• Exercise prompt
Copy every line with the string "JSON" in it.

• Listed entries
####

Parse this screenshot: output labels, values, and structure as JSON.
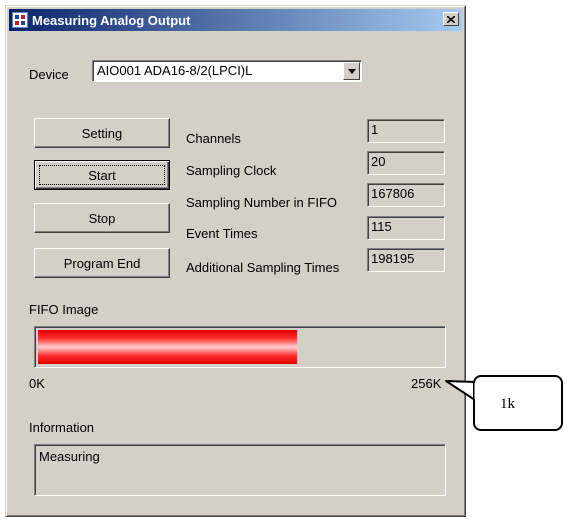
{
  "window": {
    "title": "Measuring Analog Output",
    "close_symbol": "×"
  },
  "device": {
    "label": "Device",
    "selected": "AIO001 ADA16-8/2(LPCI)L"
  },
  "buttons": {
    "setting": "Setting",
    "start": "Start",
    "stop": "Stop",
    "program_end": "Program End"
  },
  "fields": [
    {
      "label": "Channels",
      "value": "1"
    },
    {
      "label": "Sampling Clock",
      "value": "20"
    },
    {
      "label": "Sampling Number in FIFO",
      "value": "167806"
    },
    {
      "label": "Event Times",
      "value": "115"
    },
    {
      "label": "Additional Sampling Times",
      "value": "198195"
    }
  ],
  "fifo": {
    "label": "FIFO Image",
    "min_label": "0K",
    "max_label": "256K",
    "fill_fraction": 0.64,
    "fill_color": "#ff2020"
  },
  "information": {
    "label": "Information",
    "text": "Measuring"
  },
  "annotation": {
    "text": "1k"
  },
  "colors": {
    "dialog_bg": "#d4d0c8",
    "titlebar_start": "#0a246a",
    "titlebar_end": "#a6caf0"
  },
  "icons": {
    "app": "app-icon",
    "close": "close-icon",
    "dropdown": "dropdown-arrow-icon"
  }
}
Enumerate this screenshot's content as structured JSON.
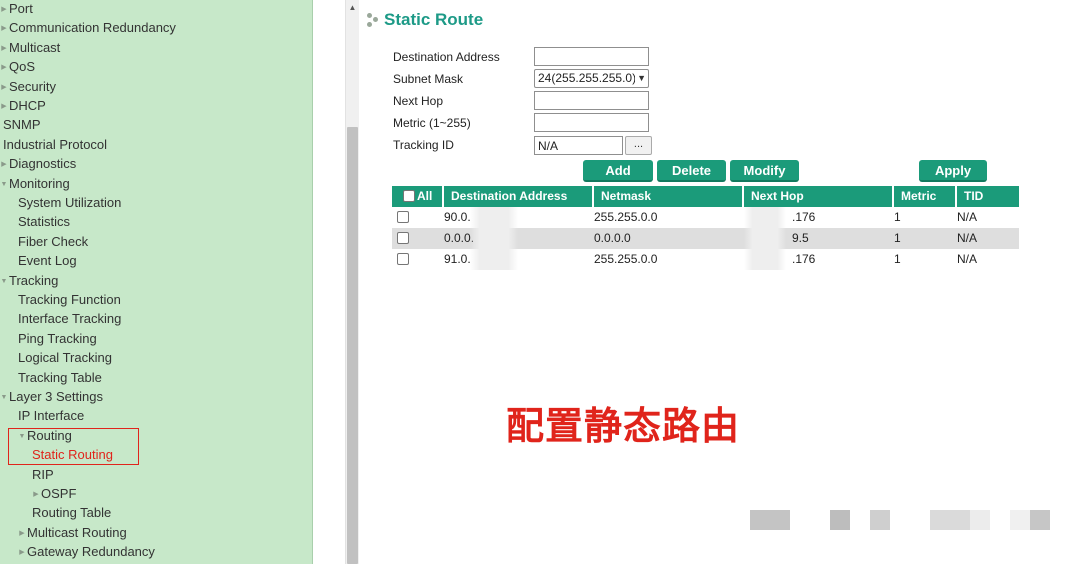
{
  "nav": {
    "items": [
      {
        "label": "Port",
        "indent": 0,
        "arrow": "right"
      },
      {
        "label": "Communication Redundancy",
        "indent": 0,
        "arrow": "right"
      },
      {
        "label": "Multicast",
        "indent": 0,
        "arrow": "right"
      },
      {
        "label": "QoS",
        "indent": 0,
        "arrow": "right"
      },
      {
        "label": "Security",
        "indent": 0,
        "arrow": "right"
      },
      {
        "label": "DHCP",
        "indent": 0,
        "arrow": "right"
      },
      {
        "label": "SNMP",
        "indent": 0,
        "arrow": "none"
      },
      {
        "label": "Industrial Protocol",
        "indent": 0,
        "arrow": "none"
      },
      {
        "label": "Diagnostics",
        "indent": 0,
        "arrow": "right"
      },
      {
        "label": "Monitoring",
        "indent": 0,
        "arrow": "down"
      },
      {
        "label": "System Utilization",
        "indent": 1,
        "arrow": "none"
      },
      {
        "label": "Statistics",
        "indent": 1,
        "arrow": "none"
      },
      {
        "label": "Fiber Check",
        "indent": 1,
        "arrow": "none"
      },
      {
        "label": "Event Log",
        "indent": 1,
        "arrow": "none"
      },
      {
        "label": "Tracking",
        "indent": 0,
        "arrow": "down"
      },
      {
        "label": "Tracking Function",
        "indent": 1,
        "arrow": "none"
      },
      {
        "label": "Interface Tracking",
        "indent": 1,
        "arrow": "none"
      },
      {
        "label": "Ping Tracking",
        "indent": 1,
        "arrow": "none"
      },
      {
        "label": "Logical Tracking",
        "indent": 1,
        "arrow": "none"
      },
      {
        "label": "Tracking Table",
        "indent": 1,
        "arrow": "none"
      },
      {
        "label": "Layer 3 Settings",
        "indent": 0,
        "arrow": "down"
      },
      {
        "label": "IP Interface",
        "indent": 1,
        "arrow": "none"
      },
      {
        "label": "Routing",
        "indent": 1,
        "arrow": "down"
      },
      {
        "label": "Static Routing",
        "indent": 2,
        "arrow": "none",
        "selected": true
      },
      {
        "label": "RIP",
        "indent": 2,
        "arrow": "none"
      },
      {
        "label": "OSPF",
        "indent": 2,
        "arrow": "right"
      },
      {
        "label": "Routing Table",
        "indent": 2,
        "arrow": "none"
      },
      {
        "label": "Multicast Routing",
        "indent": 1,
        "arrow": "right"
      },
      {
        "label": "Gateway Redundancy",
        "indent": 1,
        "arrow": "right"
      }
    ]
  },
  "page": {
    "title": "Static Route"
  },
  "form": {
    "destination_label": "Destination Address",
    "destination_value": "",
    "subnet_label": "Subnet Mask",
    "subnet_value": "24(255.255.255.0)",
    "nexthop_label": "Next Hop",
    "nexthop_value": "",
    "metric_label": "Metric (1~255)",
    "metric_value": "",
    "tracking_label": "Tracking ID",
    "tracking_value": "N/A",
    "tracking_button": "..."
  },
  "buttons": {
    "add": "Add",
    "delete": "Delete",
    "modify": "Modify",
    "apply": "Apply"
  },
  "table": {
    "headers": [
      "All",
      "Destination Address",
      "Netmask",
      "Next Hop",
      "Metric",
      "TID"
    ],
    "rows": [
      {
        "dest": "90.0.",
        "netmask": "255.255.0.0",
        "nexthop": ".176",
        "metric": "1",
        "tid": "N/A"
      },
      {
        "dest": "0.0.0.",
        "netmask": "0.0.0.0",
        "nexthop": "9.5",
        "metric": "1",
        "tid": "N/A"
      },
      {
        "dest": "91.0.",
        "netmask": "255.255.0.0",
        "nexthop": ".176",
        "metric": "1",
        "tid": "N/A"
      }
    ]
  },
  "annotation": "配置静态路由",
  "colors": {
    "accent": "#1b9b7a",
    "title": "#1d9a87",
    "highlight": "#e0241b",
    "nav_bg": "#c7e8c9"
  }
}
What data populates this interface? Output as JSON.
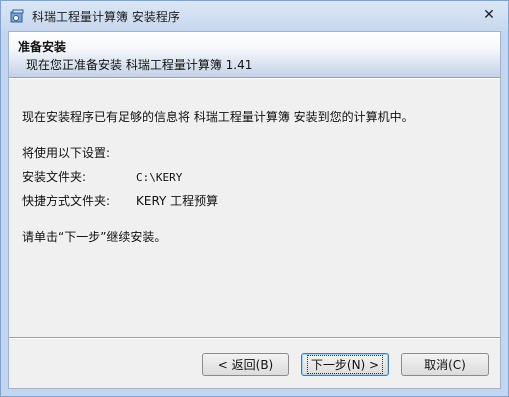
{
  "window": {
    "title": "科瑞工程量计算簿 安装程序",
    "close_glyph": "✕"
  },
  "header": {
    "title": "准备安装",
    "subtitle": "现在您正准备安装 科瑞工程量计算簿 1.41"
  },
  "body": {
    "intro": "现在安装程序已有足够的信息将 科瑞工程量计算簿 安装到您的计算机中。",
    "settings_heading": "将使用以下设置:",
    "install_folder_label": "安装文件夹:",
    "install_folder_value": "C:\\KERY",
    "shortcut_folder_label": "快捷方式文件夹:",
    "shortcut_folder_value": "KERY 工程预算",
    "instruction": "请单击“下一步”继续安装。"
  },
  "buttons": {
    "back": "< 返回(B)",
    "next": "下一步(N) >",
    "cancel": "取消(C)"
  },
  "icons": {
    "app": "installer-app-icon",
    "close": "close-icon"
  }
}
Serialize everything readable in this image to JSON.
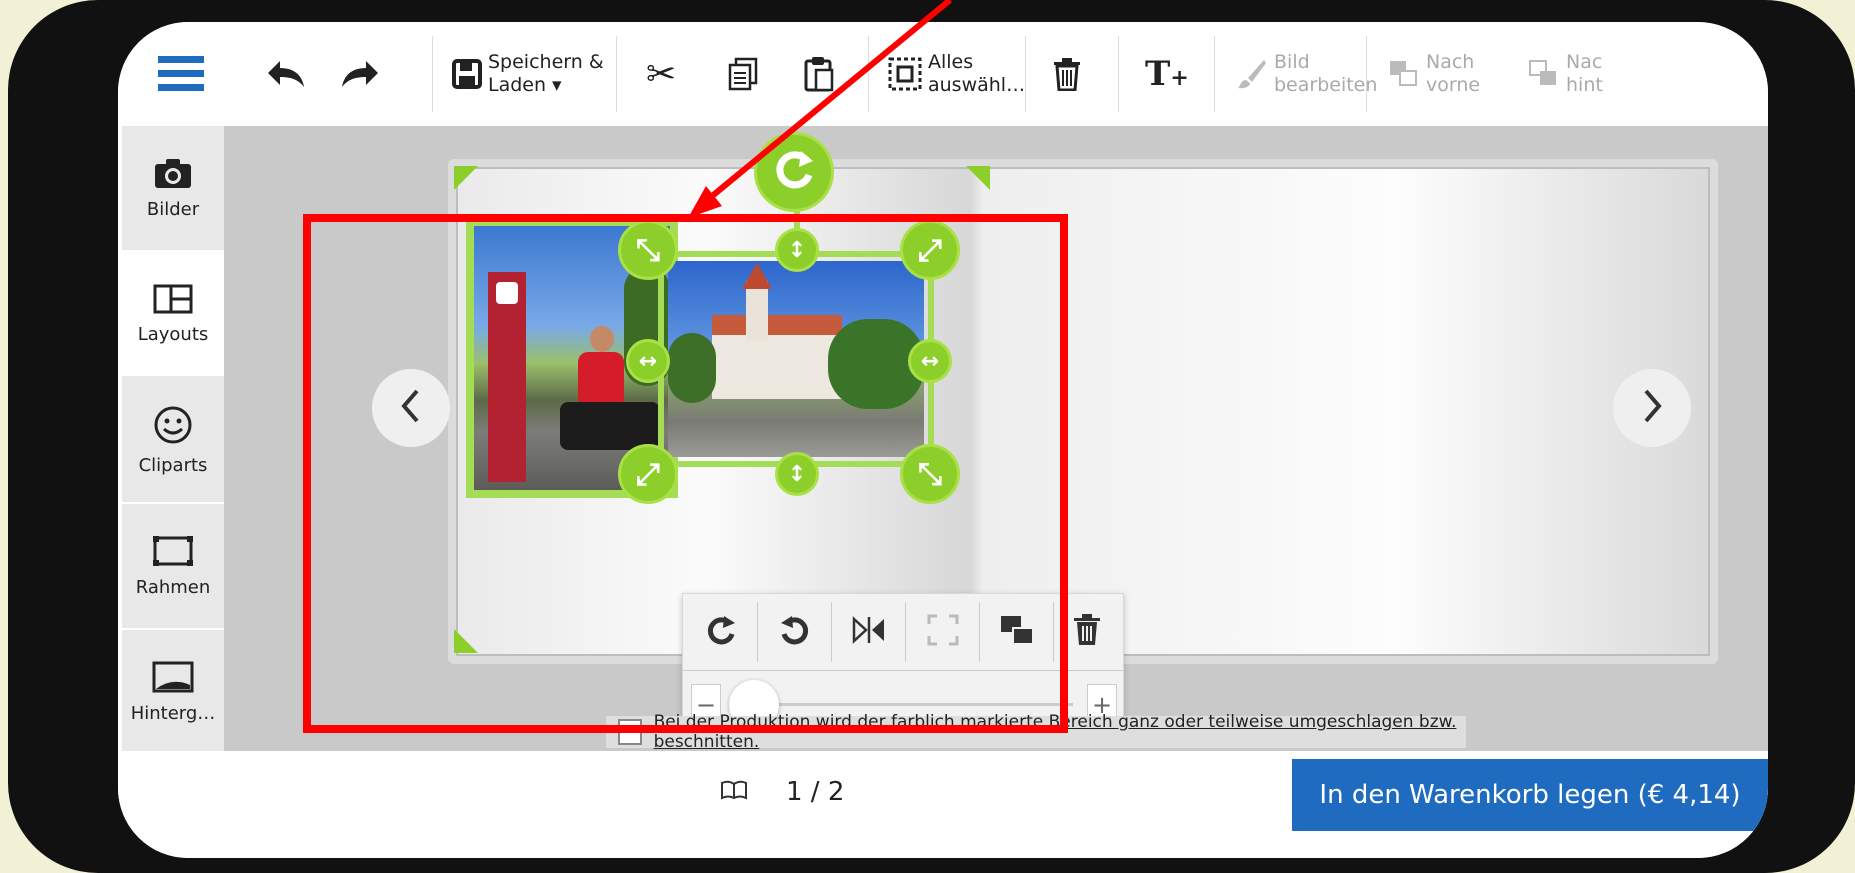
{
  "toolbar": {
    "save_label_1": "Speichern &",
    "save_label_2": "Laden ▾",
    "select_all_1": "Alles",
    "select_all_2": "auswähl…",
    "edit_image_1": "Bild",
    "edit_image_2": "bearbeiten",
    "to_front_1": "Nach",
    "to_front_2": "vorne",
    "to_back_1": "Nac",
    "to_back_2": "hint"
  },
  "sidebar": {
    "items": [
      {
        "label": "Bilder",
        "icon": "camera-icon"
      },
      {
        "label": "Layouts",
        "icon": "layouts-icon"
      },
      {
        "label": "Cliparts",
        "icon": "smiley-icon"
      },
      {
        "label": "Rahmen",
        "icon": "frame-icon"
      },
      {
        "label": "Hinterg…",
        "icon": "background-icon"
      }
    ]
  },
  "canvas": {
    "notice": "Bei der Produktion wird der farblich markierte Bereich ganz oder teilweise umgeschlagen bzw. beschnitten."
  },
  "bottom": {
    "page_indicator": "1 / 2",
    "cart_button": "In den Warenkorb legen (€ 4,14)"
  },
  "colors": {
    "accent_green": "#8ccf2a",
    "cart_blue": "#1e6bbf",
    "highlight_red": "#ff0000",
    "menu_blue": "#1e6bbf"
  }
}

####

• Full answer
Parse this screenshot: output labels, values, and structure as JSON.
Enumerate this screenshot's content as structured JSON.
What data populates this interface? Output as JSON.
Serialize everything readable in this image to JSON.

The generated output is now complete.